Brief = Copy all lines in which the word "JSON" can be found.

____________

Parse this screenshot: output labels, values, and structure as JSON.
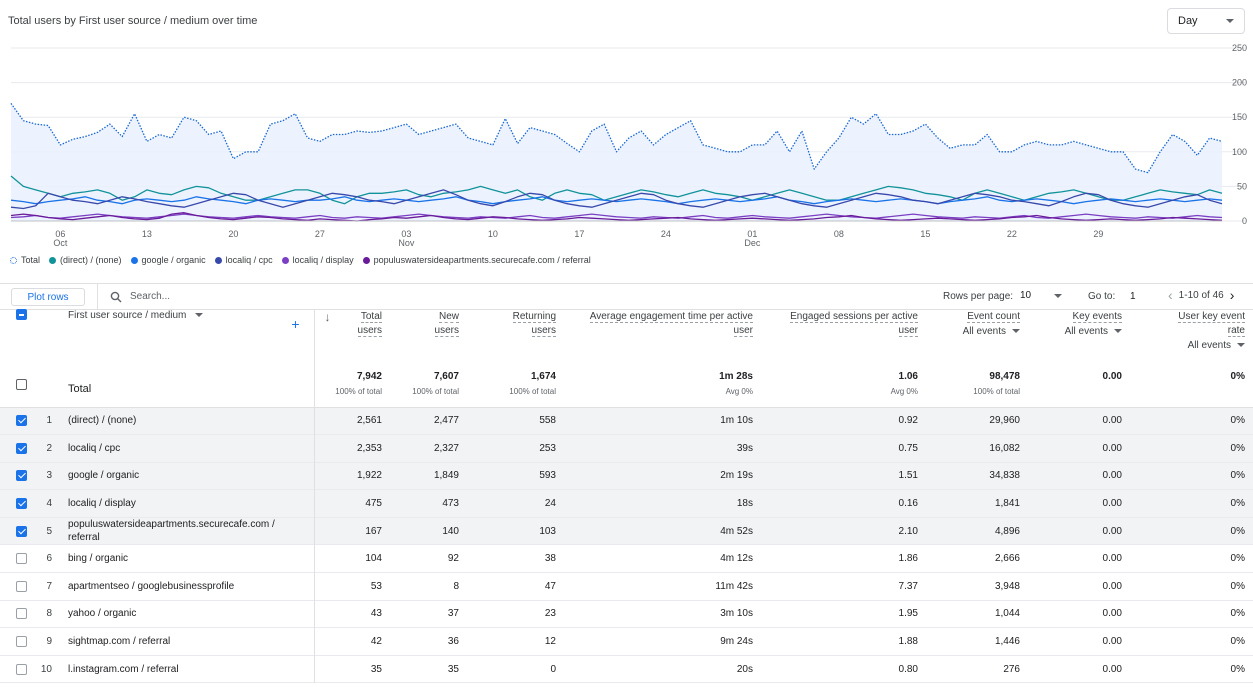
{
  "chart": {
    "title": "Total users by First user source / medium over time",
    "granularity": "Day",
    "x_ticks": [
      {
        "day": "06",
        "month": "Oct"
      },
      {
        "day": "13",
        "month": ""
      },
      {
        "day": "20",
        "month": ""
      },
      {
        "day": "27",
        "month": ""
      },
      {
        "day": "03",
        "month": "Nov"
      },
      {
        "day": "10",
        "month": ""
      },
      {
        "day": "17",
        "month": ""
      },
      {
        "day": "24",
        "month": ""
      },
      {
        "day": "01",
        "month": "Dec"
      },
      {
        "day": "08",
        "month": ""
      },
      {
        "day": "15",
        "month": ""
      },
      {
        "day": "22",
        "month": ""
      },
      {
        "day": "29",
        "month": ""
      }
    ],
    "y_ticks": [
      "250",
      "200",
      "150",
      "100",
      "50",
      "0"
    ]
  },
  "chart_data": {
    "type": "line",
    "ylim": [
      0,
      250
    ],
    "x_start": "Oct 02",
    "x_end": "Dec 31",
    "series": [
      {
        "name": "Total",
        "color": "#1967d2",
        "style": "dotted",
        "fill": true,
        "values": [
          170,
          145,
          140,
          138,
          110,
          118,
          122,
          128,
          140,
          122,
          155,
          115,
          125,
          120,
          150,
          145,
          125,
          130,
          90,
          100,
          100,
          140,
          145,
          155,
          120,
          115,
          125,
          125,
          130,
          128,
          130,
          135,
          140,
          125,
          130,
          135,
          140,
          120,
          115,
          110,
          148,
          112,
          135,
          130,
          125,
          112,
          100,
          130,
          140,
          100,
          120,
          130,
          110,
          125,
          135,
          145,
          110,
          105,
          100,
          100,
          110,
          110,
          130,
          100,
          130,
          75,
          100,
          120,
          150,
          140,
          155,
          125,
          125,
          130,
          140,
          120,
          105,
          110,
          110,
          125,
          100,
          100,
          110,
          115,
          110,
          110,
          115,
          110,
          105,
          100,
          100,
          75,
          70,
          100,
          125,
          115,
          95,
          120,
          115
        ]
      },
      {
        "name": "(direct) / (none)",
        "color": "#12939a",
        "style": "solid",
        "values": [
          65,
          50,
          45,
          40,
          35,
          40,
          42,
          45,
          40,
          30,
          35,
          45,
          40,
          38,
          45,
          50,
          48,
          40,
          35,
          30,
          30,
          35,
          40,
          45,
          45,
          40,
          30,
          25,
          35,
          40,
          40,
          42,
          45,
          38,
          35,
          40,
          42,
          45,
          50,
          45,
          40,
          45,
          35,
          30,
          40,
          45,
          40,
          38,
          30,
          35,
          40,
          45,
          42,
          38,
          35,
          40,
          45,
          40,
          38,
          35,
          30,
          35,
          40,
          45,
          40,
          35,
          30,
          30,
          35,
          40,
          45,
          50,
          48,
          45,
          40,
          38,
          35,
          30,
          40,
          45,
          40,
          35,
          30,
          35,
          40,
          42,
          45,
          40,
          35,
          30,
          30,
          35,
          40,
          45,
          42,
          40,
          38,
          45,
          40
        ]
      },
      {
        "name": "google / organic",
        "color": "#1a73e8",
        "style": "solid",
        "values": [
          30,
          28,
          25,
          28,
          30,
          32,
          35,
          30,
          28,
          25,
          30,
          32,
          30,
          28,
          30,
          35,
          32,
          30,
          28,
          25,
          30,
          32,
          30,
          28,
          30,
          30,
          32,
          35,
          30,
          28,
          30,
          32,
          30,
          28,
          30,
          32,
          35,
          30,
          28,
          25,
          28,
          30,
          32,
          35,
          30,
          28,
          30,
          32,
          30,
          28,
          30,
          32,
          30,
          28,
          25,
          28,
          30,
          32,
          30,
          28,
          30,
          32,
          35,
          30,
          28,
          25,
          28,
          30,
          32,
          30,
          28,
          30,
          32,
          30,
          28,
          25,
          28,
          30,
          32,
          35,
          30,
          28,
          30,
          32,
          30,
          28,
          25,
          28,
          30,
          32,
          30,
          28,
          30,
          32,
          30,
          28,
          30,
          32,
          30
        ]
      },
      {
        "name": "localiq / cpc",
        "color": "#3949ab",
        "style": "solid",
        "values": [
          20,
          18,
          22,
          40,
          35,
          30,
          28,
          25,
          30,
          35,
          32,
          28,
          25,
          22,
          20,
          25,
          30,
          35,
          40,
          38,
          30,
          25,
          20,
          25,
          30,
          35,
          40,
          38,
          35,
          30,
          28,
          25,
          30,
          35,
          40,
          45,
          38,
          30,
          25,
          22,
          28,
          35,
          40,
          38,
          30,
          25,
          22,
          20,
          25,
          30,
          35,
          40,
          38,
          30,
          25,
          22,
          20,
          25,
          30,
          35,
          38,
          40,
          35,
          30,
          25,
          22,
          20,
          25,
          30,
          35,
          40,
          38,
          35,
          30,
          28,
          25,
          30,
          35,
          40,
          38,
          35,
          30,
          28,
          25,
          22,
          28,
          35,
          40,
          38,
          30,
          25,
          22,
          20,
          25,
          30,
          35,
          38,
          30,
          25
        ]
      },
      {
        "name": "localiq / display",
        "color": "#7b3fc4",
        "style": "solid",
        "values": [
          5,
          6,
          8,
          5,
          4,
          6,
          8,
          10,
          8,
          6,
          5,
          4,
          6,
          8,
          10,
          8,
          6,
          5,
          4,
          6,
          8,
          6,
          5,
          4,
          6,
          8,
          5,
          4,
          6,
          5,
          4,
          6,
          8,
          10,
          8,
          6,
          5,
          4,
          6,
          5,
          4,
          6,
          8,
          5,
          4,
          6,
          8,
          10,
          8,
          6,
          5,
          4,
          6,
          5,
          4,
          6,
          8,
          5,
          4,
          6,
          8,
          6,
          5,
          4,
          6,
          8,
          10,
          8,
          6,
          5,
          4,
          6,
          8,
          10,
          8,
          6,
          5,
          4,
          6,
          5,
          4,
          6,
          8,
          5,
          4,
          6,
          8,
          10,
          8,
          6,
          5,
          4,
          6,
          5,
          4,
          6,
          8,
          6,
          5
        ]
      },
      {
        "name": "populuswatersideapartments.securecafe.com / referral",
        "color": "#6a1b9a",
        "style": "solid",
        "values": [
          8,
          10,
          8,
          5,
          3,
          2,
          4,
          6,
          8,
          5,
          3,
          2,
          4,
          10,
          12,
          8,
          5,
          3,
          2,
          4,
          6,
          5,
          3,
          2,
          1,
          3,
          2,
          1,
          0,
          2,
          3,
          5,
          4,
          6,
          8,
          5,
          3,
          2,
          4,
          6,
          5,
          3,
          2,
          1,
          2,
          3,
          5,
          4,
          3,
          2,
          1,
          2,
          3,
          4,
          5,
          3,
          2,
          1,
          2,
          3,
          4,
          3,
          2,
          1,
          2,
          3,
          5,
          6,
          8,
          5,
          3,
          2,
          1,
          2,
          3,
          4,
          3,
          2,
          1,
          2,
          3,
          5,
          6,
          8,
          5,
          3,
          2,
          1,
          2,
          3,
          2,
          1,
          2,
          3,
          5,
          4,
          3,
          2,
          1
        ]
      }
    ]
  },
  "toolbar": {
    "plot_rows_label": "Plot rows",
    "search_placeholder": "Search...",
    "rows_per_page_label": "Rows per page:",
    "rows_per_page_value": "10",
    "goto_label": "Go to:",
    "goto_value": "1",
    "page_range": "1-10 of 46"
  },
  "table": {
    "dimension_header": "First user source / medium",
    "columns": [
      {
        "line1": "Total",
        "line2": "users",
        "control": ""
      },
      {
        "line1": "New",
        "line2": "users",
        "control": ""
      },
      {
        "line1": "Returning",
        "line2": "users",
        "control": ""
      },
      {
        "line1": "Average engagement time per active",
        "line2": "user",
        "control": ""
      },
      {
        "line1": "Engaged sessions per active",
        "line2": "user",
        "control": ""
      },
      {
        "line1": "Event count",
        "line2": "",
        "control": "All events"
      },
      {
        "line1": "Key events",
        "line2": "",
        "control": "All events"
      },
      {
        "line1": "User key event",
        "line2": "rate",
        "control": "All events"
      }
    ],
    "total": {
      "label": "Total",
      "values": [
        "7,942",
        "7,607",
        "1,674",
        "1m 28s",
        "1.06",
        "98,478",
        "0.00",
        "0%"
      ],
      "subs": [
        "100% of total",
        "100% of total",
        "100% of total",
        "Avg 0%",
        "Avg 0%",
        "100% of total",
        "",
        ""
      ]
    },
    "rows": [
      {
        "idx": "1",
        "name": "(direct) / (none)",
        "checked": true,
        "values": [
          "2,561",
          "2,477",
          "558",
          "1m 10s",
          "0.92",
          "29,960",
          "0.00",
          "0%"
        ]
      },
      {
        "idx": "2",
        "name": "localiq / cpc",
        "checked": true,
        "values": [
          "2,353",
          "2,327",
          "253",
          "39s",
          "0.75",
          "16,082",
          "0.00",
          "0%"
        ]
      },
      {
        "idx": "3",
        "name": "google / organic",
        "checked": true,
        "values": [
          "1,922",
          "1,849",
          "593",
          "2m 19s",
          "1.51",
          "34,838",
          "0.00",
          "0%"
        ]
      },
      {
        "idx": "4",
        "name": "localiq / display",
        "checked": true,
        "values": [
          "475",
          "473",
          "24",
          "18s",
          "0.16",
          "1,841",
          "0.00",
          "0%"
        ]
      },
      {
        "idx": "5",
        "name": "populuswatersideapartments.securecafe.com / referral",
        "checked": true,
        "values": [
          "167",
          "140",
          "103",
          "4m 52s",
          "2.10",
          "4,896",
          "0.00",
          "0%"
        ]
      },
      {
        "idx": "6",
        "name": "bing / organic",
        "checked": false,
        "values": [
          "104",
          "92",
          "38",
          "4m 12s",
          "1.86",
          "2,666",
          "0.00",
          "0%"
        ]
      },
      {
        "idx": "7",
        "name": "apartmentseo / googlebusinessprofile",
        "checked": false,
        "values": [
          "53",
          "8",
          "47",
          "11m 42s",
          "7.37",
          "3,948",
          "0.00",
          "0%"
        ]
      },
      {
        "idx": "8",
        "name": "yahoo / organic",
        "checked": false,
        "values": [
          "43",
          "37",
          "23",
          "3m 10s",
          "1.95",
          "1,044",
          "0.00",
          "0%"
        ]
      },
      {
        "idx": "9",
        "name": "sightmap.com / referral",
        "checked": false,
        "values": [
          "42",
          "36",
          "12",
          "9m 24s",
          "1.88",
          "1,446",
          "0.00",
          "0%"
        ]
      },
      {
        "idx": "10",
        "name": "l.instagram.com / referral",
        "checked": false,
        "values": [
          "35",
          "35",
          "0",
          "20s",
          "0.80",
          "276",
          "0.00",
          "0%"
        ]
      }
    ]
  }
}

____________

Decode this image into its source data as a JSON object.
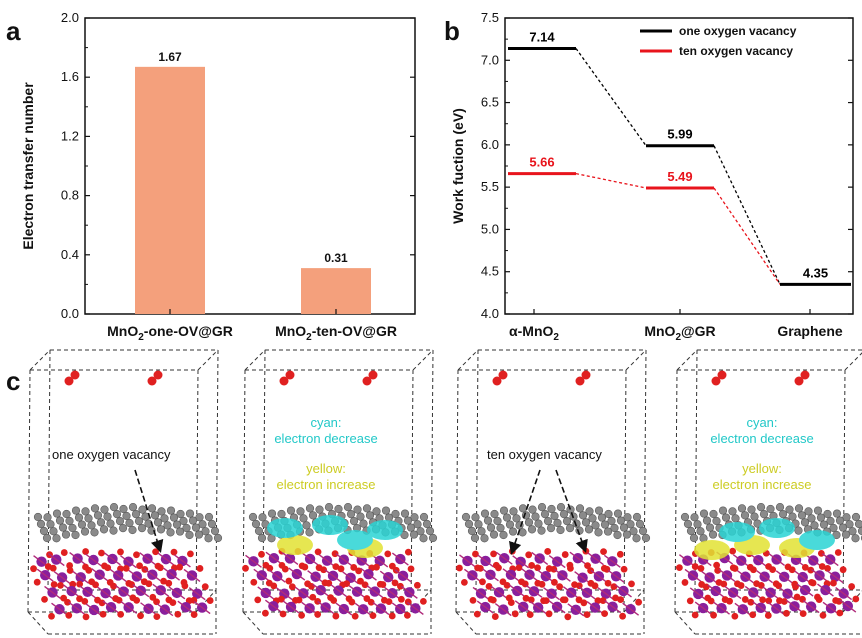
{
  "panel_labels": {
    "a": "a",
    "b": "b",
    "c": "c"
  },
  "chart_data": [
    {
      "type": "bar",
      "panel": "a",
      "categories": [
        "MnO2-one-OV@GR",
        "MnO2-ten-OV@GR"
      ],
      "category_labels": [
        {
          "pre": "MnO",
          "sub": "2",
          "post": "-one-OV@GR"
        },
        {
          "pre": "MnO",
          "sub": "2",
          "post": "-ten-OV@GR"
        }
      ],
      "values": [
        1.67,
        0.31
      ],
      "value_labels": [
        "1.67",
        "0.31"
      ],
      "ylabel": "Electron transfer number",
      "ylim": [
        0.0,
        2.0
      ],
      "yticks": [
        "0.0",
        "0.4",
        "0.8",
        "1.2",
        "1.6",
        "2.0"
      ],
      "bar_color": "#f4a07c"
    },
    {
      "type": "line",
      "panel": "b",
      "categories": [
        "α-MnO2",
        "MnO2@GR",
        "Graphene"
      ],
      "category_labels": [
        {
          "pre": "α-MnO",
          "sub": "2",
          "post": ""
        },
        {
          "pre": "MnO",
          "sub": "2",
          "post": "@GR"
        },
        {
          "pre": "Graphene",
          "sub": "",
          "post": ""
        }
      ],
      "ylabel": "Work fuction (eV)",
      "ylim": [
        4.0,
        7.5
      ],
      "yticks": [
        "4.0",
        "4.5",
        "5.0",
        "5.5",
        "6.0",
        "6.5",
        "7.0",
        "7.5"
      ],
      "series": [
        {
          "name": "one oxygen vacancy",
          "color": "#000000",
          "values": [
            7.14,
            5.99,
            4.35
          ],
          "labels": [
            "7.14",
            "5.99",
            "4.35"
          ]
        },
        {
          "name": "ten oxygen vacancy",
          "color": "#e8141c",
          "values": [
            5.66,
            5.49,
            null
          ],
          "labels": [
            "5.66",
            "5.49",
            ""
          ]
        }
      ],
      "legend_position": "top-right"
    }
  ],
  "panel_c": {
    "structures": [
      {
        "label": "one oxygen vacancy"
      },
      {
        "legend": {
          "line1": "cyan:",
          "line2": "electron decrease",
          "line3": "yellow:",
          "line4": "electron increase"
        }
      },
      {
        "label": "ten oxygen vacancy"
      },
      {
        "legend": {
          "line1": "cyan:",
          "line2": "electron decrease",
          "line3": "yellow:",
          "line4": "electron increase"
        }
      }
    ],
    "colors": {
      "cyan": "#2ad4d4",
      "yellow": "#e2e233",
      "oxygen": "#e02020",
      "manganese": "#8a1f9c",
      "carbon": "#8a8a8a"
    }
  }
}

____________

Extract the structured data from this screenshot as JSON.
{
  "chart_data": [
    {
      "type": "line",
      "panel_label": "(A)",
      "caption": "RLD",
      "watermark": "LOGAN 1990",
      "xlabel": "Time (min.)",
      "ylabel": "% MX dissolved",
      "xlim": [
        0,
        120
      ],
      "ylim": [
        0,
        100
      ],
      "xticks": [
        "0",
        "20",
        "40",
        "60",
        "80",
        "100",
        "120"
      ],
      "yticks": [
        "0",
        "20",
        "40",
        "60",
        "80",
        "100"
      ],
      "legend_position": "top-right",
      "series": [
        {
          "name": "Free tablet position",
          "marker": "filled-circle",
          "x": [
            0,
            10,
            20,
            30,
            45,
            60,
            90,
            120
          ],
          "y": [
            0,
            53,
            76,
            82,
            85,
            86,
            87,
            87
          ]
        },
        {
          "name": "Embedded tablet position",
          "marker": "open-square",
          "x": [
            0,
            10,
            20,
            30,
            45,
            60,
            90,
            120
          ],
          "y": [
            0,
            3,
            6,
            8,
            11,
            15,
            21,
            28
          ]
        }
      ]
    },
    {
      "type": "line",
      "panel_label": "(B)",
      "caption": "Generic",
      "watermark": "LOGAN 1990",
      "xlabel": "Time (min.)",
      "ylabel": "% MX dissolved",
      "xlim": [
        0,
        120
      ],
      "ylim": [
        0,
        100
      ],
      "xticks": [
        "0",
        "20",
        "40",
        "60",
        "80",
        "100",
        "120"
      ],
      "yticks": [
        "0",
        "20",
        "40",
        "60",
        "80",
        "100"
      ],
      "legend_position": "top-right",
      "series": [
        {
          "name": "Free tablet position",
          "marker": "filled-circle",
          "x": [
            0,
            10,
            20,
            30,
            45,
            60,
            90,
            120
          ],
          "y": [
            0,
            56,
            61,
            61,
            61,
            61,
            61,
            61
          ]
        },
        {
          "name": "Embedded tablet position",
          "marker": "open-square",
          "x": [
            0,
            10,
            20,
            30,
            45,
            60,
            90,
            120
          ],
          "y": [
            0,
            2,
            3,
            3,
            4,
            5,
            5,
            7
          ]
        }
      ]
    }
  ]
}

____________

Expected answer =
Parse this screenshot: output labels, values, and structure as JSON.
Decode this image into its source data as a JSON object.
Extract the structured data from this screenshot as JSON.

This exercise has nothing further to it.